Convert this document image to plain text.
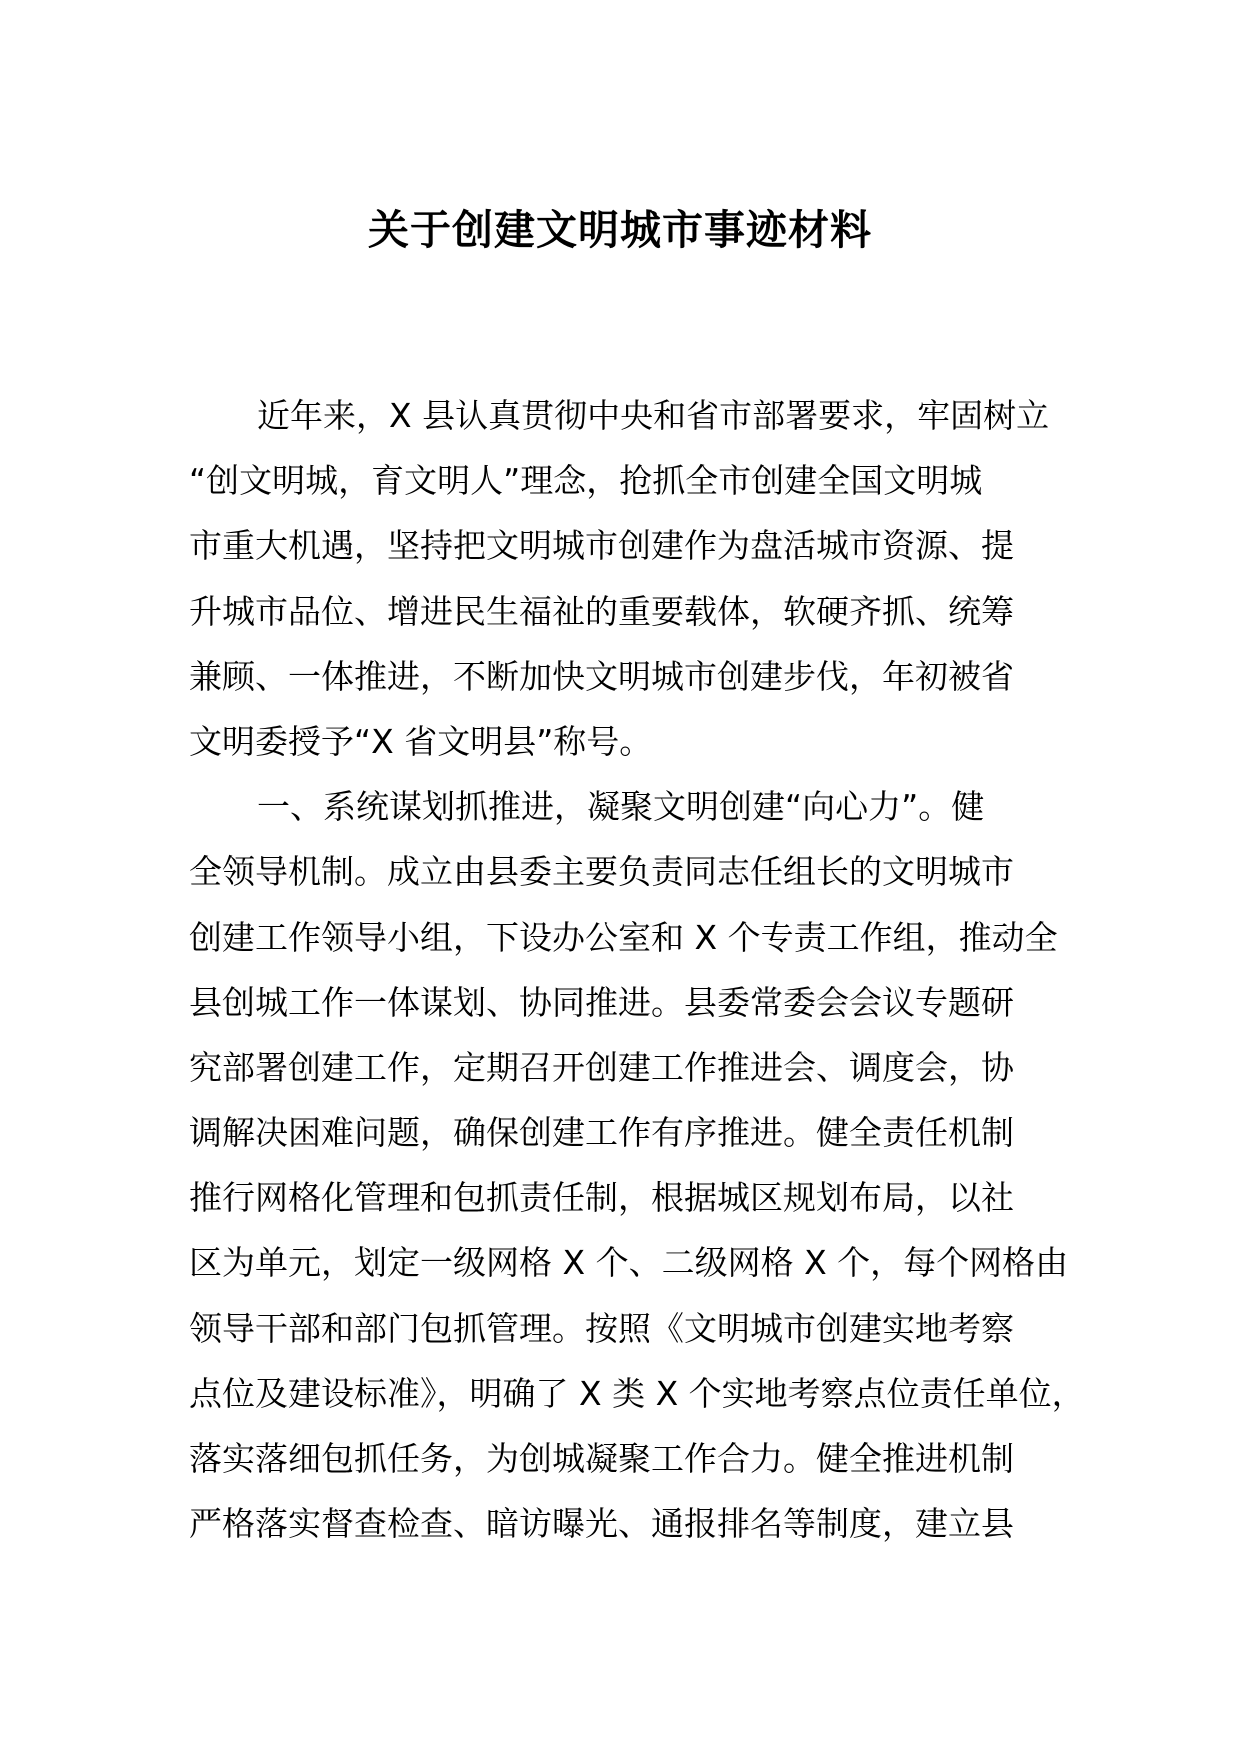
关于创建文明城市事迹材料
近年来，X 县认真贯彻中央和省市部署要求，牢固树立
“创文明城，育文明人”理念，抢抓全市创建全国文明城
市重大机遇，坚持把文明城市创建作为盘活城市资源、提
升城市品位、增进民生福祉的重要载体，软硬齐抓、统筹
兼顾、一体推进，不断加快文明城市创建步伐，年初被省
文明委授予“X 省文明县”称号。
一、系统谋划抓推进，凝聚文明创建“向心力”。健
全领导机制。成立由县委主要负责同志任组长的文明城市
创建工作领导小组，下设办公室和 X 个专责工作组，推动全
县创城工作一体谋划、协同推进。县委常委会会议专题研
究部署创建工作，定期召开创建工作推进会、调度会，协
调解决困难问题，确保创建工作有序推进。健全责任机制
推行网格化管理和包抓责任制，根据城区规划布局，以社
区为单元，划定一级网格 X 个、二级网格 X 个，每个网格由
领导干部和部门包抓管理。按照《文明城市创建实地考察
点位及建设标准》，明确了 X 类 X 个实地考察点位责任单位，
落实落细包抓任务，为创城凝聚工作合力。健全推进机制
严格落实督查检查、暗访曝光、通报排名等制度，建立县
-=-=-=-=-
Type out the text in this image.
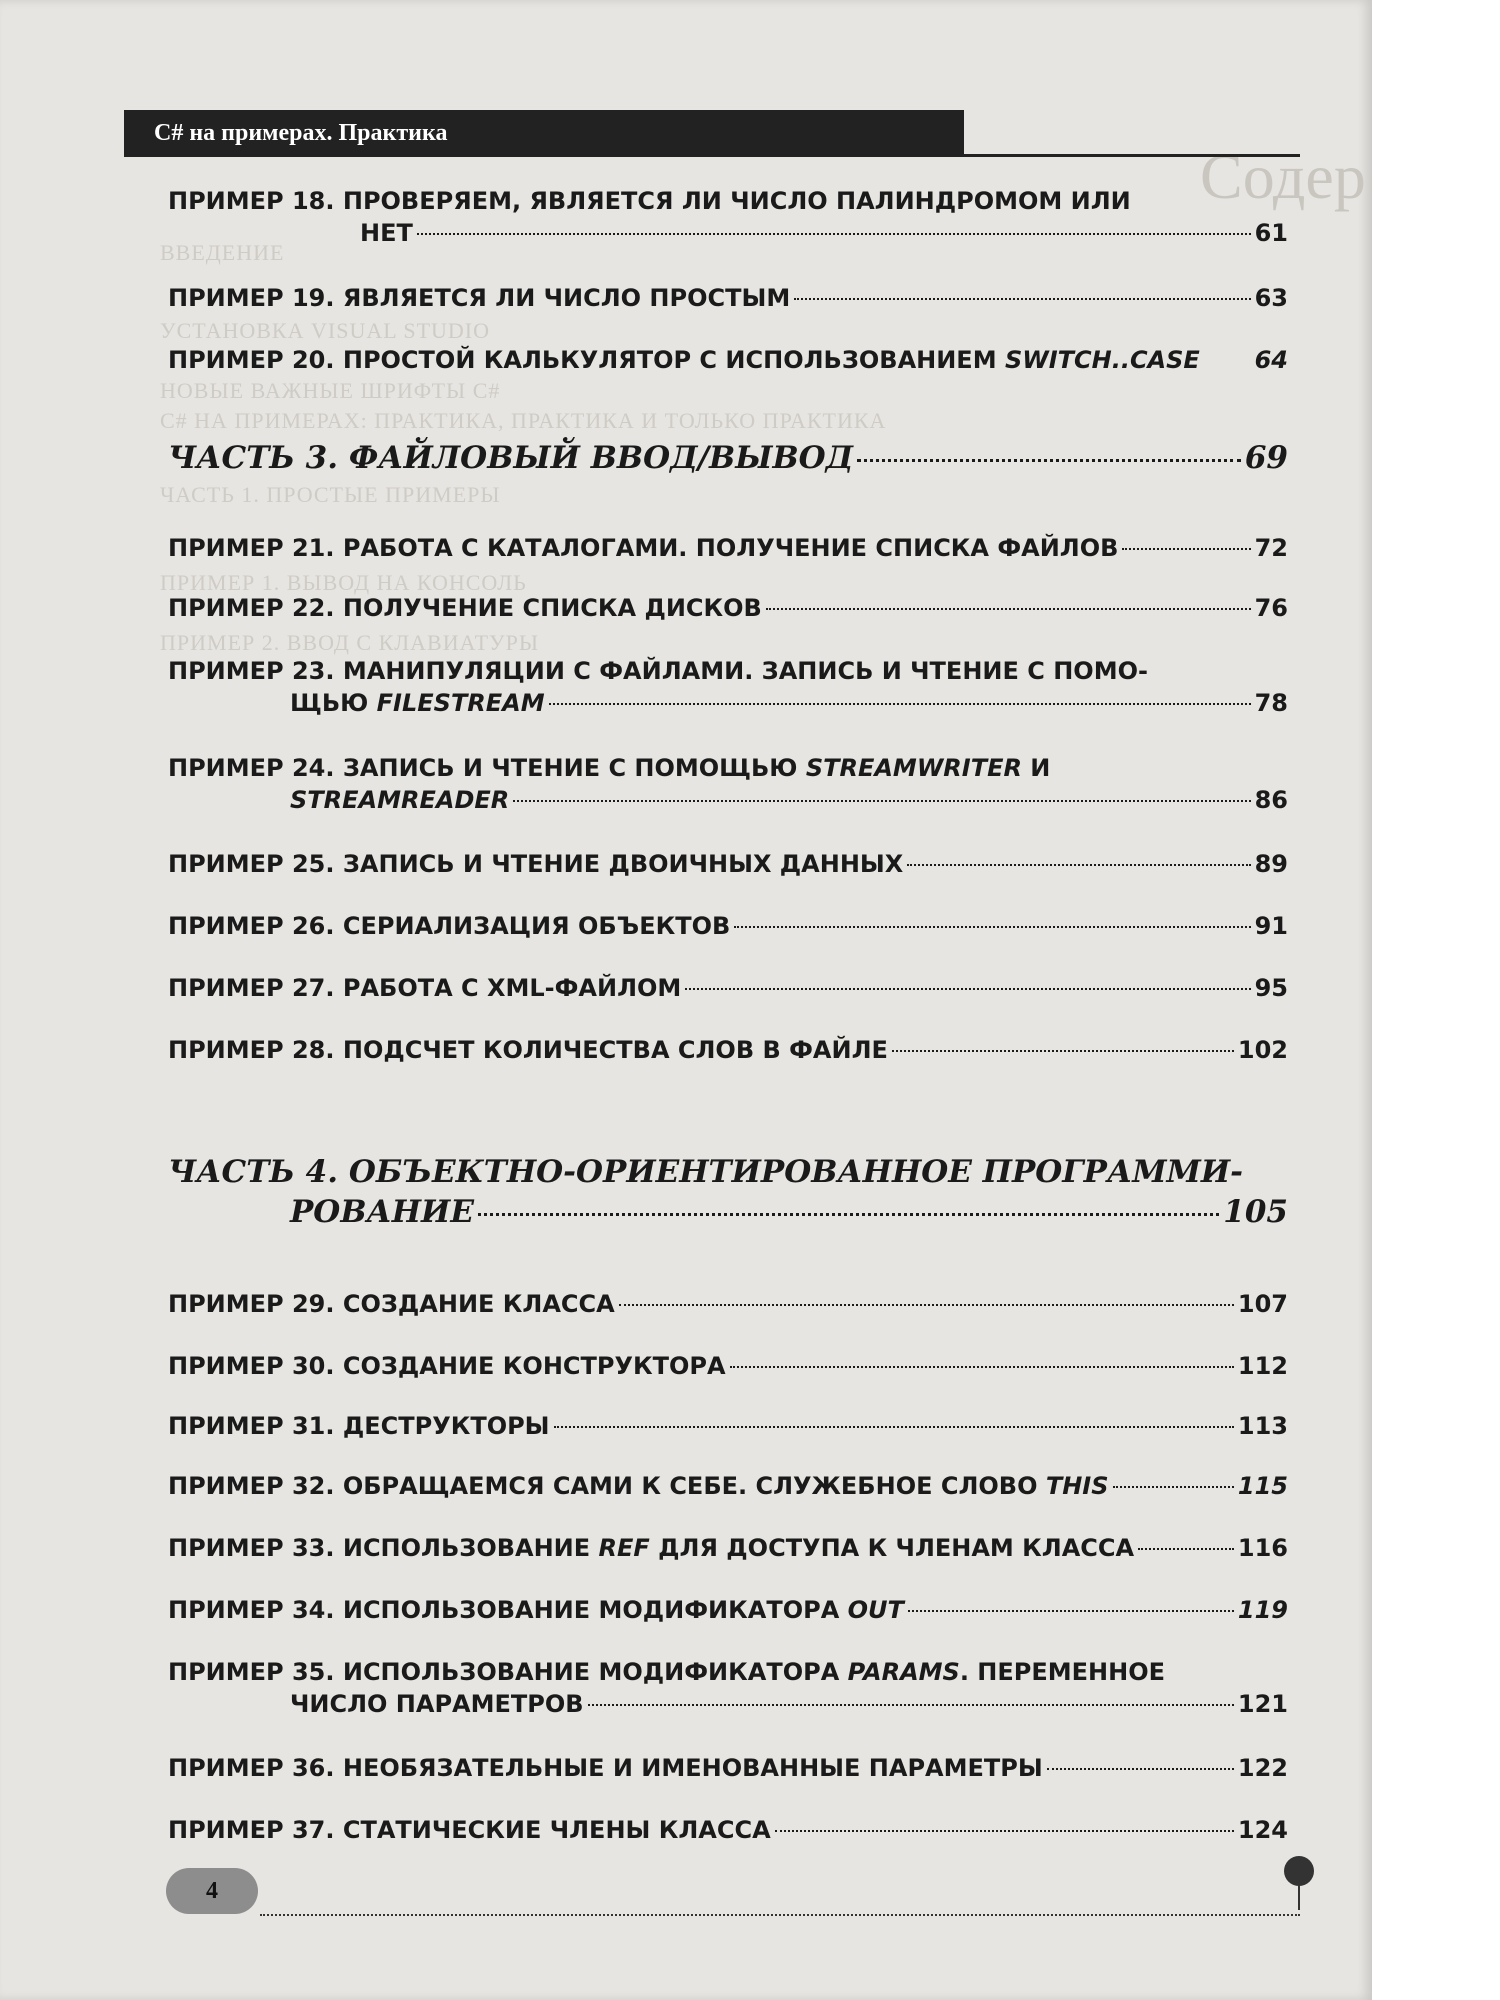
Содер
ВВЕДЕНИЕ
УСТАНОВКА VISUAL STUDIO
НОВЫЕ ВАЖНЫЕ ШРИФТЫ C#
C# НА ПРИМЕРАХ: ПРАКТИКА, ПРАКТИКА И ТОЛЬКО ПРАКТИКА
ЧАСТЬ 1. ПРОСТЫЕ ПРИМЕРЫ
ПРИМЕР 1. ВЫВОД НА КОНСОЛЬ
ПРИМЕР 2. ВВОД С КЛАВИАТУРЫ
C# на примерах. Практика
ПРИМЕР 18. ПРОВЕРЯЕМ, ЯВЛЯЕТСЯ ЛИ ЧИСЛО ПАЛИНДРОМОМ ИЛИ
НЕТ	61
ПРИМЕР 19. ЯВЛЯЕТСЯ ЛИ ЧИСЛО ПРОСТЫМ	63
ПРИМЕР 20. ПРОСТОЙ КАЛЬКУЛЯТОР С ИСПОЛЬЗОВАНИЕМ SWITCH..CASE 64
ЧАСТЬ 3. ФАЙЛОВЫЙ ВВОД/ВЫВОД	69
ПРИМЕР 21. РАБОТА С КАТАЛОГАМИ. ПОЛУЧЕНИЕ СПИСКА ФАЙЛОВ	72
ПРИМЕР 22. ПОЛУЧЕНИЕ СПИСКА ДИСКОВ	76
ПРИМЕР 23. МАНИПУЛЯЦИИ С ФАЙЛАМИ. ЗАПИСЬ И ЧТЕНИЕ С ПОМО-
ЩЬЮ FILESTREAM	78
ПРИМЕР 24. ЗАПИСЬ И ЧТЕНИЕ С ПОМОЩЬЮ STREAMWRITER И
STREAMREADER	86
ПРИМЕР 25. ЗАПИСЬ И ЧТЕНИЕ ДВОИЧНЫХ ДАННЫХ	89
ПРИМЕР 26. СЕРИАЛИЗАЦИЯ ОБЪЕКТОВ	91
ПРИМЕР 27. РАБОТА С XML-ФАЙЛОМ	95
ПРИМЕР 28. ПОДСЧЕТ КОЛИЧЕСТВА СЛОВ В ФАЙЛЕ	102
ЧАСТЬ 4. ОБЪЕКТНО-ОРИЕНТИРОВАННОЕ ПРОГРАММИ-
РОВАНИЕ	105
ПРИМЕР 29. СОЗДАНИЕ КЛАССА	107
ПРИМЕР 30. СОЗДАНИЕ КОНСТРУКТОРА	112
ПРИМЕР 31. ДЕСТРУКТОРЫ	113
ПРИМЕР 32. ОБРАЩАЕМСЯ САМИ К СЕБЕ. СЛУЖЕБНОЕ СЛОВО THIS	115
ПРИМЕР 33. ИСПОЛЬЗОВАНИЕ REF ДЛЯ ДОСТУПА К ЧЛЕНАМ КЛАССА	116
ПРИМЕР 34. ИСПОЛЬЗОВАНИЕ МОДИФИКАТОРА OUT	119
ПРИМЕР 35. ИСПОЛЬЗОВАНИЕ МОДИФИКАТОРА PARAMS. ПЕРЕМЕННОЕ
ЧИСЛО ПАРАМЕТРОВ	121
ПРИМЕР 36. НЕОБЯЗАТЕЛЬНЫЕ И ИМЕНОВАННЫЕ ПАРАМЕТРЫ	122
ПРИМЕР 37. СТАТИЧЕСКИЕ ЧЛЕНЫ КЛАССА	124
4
-=-=-=-=-
Search the lines for the string "МОДИФИКАТОРА" and copy every line that has it.

Exercise response
ПРИМЕР 34. ИСПОЛЬЗОВАНИЕ МОДИФИКАТОРА OUT	119
ПРИМЕР 35. ИСПОЛЬЗОВАНИЕ МОДИФИКАТОРА PARAMS. ПЕРЕМЕННОЕ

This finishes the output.